**** Record excerpts
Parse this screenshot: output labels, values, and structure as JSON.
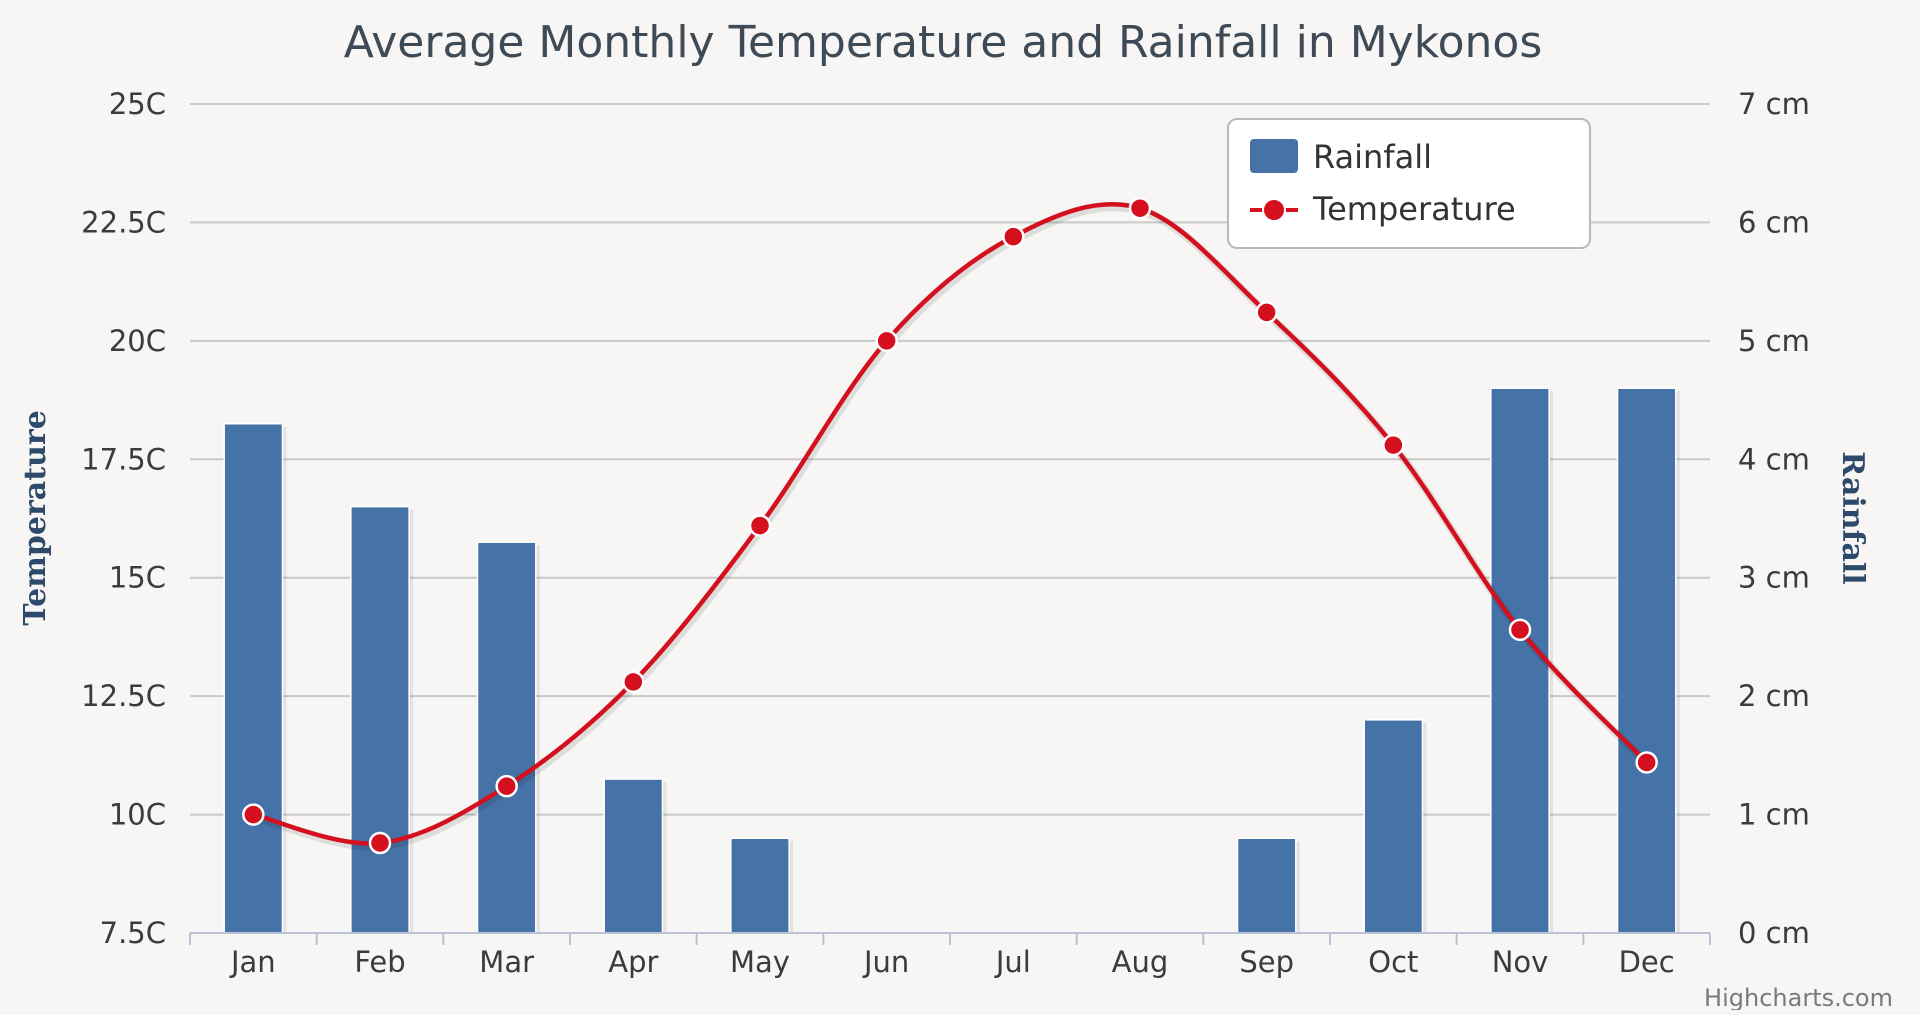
{
  "chart_data": {
    "type": "bar+line",
    "title": "Average Monthly Temperature and Rainfall in Mykonos",
    "categories": [
      "Jan",
      "Feb",
      "Mar",
      "Apr",
      "May",
      "Jun",
      "Jul",
      "Aug",
      "Sep",
      "Oct",
      "Nov",
      "Dec"
    ],
    "series": [
      {
        "name": "Rainfall",
        "type": "column",
        "axis": "right",
        "unit": "cm",
        "color": "#4572a7",
        "values": [
          4.3,
          3.6,
          3.3,
          1.3,
          0.8,
          0,
          0,
          0,
          0.8,
          1.8,
          4.6,
          4.6
        ]
      },
      {
        "name": "Temperature",
        "type": "spline",
        "axis": "left",
        "unit": "C",
        "color": "#d40f1e",
        "values": [
          10.0,
          9.4,
          10.6,
          12.8,
          16.1,
          20.0,
          22.2,
          22.8,
          20.6,
          17.8,
          13.9,
          11.1
        ]
      }
    ],
    "y_left": {
      "title": "Temperature",
      "min": 7.5,
      "max": 25,
      "ticks": [
        "25C",
        "22.5C",
        "20C",
        "17.5C",
        "15C",
        "12.5C",
        "10C",
        "7.5C"
      ]
    },
    "y_right": {
      "title": "Rainfall",
      "min": 0,
      "max": 7,
      "ticks": [
        "7 cm",
        "6 cm",
        "5 cm",
        "4 cm",
        "3 cm",
        "2 cm",
        "1 cm",
        "0 cm"
      ]
    },
    "legend": {
      "placement": "top-right",
      "items": [
        "Rainfall",
        "Temperature"
      ]
    },
    "grid": true,
    "credit": "Highcharts.com"
  }
}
********
* Objective:
Reproduce the entries above exactly. Do not include the images.

* Answer to this task:
Parse this screenshot: output labels, values, and structure as JSON.
{
  "chart_data": {
    "type": "bar+line",
    "title": "Average Monthly Temperature and Rainfall in Mykonos",
    "categories": [
      "Jan",
      "Feb",
      "Mar",
      "Apr",
      "May",
      "Jun",
      "Jul",
      "Aug",
      "Sep",
      "Oct",
      "Nov",
      "Dec"
    ],
    "series": [
      {
        "name": "Rainfall",
        "type": "column",
        "axis": "right",
        "unit": "cm",
        "color": "#4572a7",
        "values": [
          4.3,
          3.6,
          3.3,
          1.3,
          0.8,
          0,
          0,
          0,
          0.8,
          1.8,
          4.6,
          4.6
        ]
      },
      {
        "name": "Temperature",
        "type": "spline",
        "axis": "left",
        "unit": "C",
        "color": "#d40f1e",
        "values": [
          10.0,
          9.4,
          10.6,
          12.8,
          16.1,
          20.0,
          22.2,
          22.8,
          20.6,
          17.8,
          13.9,
          11.1
        ]
      }
    ],
    "y_left": {
      "title": "Temperature",
      "min": 7.5,
      "max": 25,
      "ticks": [
        "25C",
        "22.5C",
        "20C",
        "17.5C",
        "15C",
        "12.5C",
        "10C",
        "7.5C"
      ]
    },
    "y_right": {
      "title": "Rainfall",
      "min": 0,
      "max": 7,
      "ticks": [
        "7 cm",
        "6 cm",
        "5 cm",
        "4 cm",
        "3 cm",
        "2 cm",
        "1 cm",
        "0 cm"
      ]
    },
    "legend": {
      "placement": "top-right",
      "items": [
        "Rainfall",
        "Temperature"
      ]
    },
    "grid": true,
    "credit": "Highcharts.com"
  }
}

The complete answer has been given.